### Request
Below is a block of records. Copy every line in it that contains the word "JSON".

[Stored data]
________

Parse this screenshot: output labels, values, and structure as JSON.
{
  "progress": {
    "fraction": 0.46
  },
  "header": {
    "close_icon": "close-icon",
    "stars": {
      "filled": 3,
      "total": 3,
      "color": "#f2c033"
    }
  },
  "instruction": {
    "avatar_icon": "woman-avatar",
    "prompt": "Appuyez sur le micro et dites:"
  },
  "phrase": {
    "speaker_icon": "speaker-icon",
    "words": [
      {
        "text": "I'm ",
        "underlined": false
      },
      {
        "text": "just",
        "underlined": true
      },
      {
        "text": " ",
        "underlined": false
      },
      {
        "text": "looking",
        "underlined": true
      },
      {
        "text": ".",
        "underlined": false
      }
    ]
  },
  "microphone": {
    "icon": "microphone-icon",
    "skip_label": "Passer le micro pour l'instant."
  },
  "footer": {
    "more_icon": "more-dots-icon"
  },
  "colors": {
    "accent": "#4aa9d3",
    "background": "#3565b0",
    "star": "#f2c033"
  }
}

________

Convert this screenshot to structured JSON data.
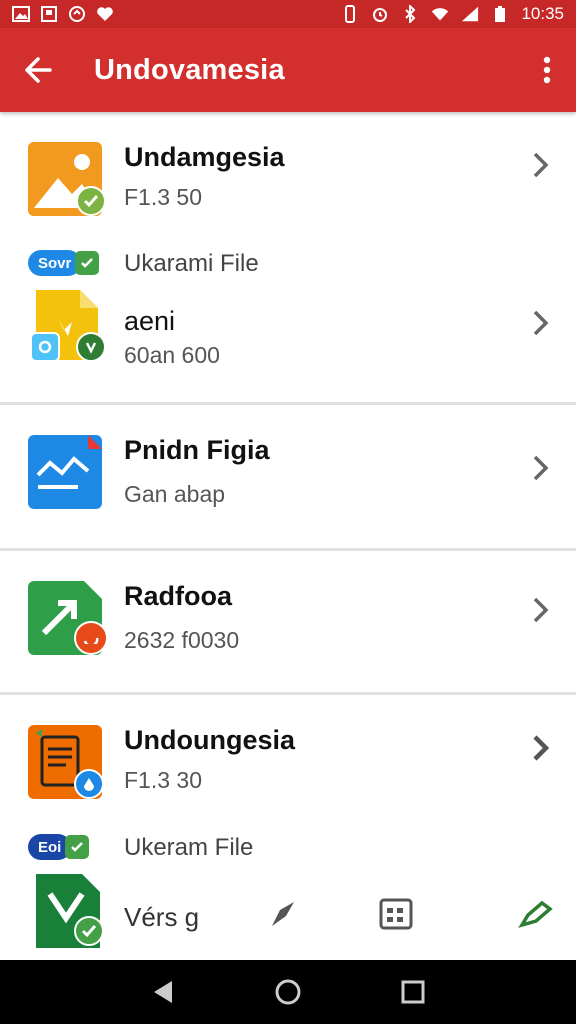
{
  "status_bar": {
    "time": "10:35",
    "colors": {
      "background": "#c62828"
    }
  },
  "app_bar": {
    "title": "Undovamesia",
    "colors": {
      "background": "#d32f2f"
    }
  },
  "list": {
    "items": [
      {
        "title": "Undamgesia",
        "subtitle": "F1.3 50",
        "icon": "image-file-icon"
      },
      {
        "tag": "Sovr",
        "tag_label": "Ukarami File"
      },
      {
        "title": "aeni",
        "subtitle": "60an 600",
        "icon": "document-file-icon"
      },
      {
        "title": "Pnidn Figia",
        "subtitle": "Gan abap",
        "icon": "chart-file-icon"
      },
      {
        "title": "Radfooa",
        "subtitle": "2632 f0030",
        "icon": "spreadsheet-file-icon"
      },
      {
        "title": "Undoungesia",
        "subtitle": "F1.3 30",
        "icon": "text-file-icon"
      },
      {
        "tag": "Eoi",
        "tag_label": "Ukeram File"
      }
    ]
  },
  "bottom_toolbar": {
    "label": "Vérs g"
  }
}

________

### Written response
Parse this screenshot: output labels, values, and structure as JSON.
Convert this screenshot to structured JSON data.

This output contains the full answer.